◆ **Exercise description**: Tally the lines of the listing that contain the string "экстренного". Give the number and nothing else.

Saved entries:
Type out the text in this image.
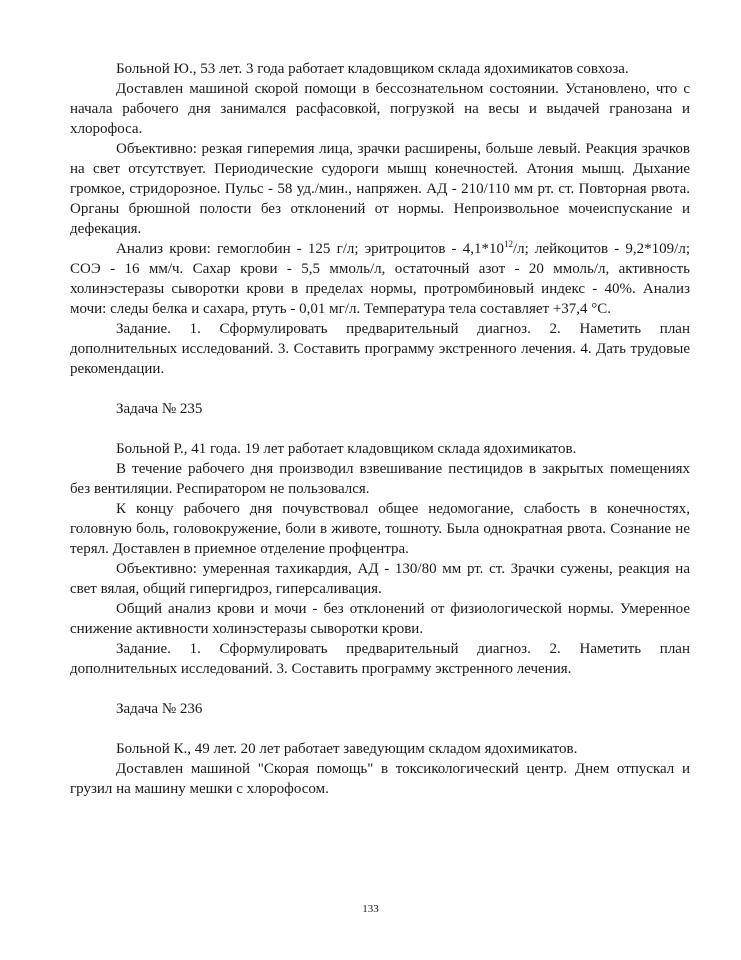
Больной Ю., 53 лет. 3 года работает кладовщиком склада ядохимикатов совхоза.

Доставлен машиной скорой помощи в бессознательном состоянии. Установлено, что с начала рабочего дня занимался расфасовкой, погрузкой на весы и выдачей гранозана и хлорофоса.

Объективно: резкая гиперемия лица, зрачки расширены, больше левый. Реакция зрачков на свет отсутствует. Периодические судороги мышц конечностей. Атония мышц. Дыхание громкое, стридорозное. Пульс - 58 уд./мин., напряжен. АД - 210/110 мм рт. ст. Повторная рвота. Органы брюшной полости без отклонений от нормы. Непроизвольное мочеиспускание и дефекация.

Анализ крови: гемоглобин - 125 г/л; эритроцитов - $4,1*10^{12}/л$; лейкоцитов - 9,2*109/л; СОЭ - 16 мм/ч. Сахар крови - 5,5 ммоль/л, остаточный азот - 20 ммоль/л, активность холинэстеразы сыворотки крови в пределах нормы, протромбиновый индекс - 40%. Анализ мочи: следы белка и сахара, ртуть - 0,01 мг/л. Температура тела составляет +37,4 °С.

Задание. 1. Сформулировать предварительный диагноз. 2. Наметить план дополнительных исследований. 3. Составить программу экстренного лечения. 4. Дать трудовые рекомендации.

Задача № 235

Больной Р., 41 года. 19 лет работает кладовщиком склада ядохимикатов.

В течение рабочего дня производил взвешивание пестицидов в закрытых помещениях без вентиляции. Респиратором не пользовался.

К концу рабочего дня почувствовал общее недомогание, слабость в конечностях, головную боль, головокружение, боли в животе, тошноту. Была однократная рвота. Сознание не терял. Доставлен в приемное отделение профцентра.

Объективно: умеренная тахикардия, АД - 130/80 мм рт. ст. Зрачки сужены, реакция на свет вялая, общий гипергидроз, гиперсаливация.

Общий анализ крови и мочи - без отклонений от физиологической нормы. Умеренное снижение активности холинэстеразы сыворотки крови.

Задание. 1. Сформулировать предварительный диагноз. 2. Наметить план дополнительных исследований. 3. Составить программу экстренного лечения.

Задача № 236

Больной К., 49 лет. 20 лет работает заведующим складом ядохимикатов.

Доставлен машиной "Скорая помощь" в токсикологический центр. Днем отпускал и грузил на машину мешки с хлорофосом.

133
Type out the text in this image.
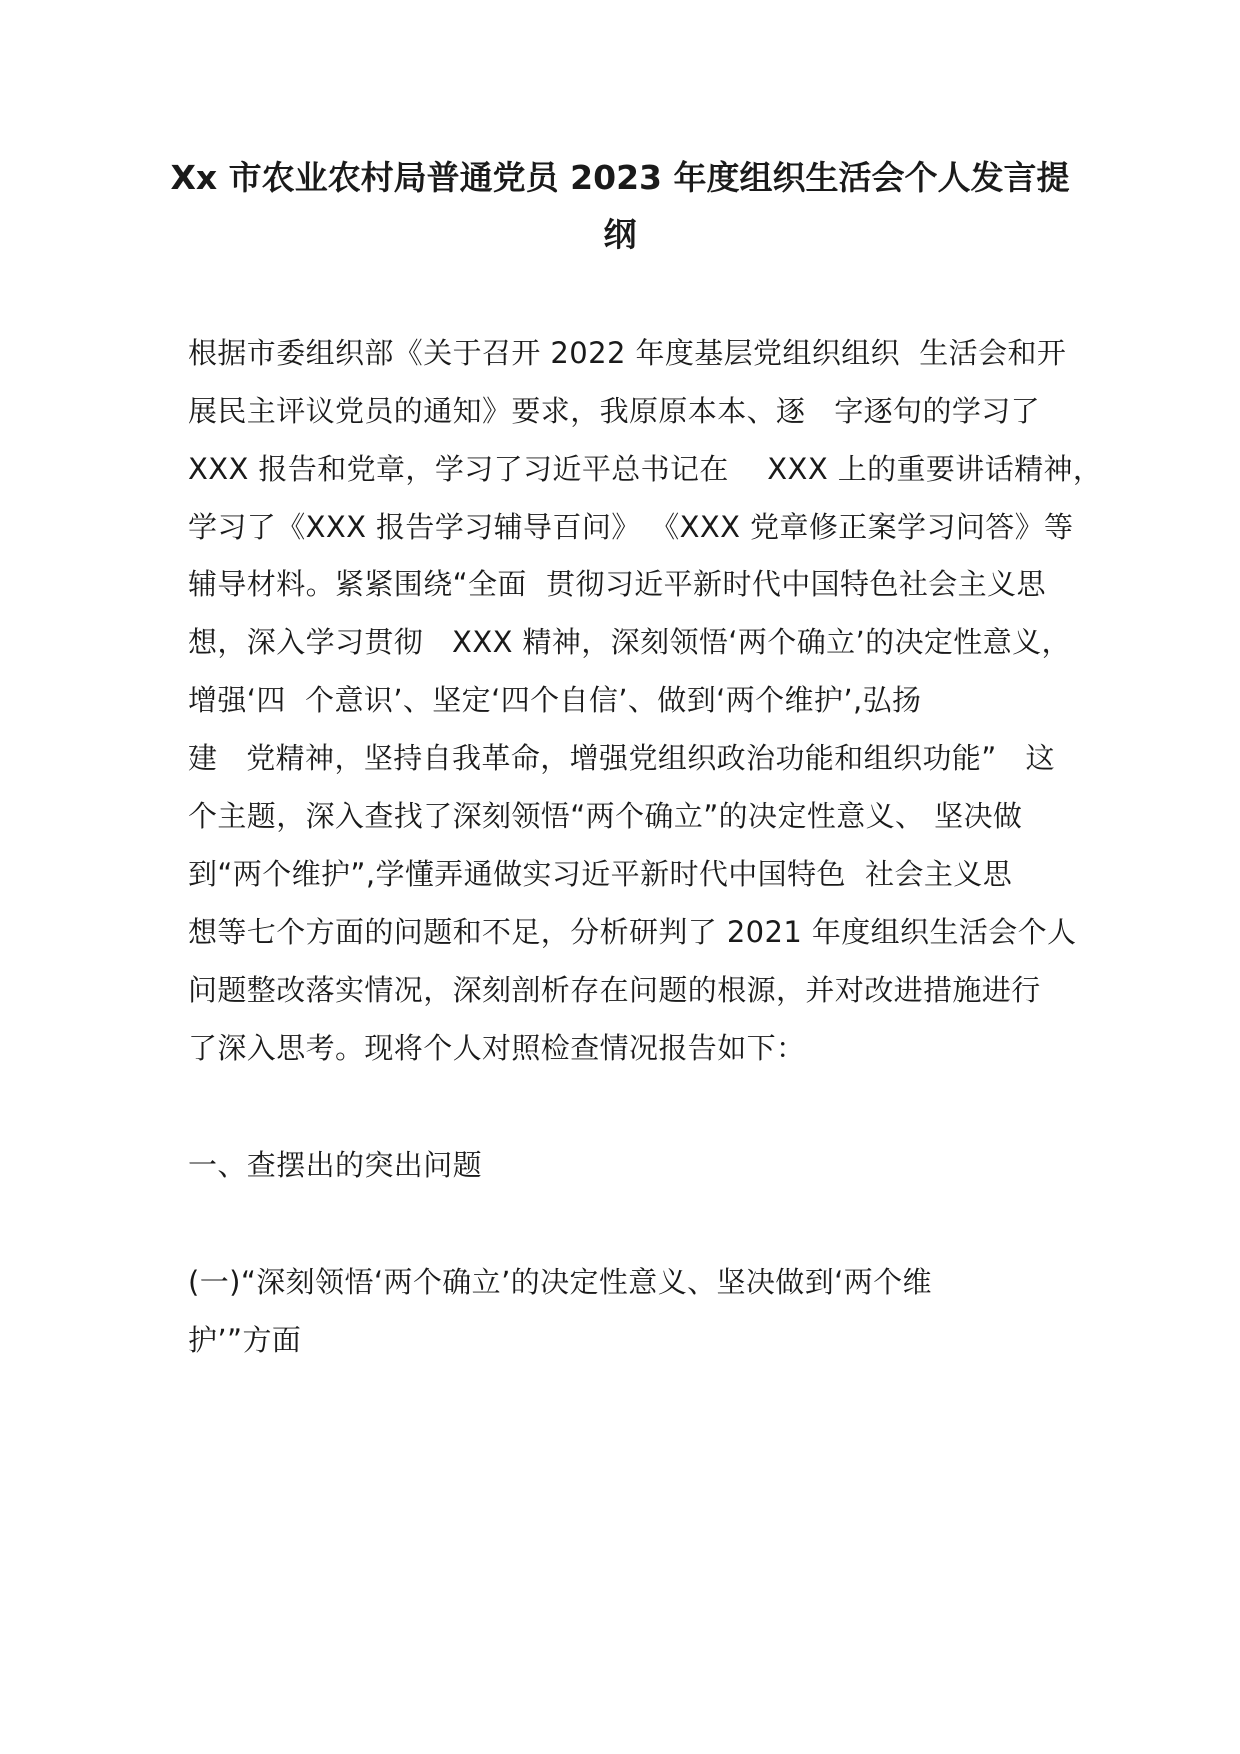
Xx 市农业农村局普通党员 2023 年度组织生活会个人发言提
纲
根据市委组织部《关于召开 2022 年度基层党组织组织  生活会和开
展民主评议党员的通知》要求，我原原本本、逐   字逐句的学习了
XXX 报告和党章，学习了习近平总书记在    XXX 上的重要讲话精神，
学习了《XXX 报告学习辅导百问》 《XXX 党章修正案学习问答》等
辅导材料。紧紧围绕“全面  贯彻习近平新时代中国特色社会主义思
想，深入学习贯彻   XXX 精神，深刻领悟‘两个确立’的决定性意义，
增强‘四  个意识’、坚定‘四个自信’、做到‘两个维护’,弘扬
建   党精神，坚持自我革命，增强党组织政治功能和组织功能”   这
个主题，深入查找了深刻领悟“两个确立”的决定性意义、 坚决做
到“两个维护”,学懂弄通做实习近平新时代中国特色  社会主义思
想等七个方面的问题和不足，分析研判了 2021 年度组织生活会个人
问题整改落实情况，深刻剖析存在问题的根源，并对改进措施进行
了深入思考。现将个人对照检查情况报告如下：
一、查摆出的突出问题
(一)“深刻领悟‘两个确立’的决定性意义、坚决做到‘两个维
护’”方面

◆ **Response**: 2